#### SOURCE MATERIAL
——
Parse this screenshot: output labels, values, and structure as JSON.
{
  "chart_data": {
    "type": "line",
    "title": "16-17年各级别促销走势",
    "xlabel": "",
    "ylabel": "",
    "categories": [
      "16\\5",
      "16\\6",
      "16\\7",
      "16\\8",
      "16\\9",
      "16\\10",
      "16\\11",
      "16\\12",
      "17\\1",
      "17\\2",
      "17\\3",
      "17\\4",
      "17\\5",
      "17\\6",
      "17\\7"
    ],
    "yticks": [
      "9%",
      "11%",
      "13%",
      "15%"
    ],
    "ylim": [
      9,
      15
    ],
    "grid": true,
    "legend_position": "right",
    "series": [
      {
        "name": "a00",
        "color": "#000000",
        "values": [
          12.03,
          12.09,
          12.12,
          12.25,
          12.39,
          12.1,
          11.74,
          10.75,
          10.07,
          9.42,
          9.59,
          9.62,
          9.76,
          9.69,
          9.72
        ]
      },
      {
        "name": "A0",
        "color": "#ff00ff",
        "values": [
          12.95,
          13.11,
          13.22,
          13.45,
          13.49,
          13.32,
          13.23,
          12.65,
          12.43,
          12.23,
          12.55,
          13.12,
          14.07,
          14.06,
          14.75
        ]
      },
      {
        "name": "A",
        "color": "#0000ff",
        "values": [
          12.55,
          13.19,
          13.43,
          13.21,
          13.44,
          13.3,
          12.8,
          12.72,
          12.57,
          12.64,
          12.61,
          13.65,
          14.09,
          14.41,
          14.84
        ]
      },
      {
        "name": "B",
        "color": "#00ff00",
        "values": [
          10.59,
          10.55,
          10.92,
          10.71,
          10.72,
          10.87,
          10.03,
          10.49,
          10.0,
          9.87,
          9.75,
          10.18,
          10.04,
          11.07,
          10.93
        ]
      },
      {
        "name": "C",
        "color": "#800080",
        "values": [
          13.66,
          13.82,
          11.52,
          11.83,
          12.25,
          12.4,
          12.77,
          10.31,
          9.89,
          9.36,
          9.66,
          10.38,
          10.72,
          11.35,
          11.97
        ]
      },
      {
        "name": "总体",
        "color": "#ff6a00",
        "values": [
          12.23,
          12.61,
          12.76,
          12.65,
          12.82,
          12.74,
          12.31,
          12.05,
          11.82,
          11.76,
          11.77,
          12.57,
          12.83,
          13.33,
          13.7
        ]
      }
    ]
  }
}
——
#### PROBLEM REQUIREMENTS
All of the entries above should be written out again exactly.

#### THE REPLY
Parse this screenshot: output labels, values, and structure as JSON.
{
  "chart_data": {
    "type": "line",
    "title": "16-17年各级别促销走势",
    "xlabel": "",
    "ylabel": "",
    "categories": [
      "16\\5",
      "16\\6",
      "16\\7",
      "16\\8",
      "16\\9",
      "16\\10",
      "16\\11",
      "16\\12",
      "17\\1",
      "17\\2",
      "17\\3",
      "17\\4",
      "17\\5",
      "17\\6",
      "17\\7"
    ],
    "yticks": [
      "9%",
      "11%",
      "13%",
      "15%"
    ],
    "ylim": [
      9,
      15
    ],
    "grid": true,
    "legend_position": "right",
    "series": [
      {
        "name": "a00",
        "color": "#000000",
        "values": [
          12.03,
          12.09,
          12.12,
          12.25,
          12.39,
          12.1,
          11.74,
          10.75,
          10.07,
          9.42,
          9.59,
          9.62,
          9.76,
          9.69,
          9.72
        ]
      },
      {
        "name": "A0",
        "color": "#ff00ff",
        "values": [
          12.95,
          13.11,
          13.22,
          13.45,
          13.49,
          13.32,
          13.23,
          12.65,
          12.43,
          12.23,
          12.55,
          13.12,
          14.07,
          14.06,
          14.75
        ]
      },
      {
        "name": "A",
        "color": "#0000ff",
        "values": [
          12.55,
          13.19,
          13.43,
          13.21,
          13.44,
          13.3,
          12.8,
          12.72,
          12.57,
          12.64,
          12.61,
          13.65,
          14.09,
          14.41,
          14.84
        ]
      },
      {
        "name": "B",
        "color": "#00ff00",
        "values": [
          10.59,
          10.55,
          10.92,
          10.71,
          10.72,
          10.87,
          10.03,
          10.49,
          10.0,
          9.87,
          9.75,
          10.18,
          10.04,
          11.07,
          10.93
        ]
      },
      {
        "name": "C",
        "color": "#800080",
        "values": [
          13.66,
          13.82,
          11.52,
          11.83,
          12.25,
          12.4,
          12.77,
          10.31,
          9.89,
          9.36,
          9.66,
          10.38,
          10.72,
          11.35,
          11.97
        ]
      },
      {
        "name": "总体",
        "color": "#ff6a00",
        "values": [
          12.23,
          12.61,
          12.76,
          12.65,
          12.82,
          12.74,
          12.31,
          12.05,
          11.82,
          11.76,
          11.77,
          12.57,
          12.83,
          13.33,
          13.7
        ]
      }
    ]
  }
}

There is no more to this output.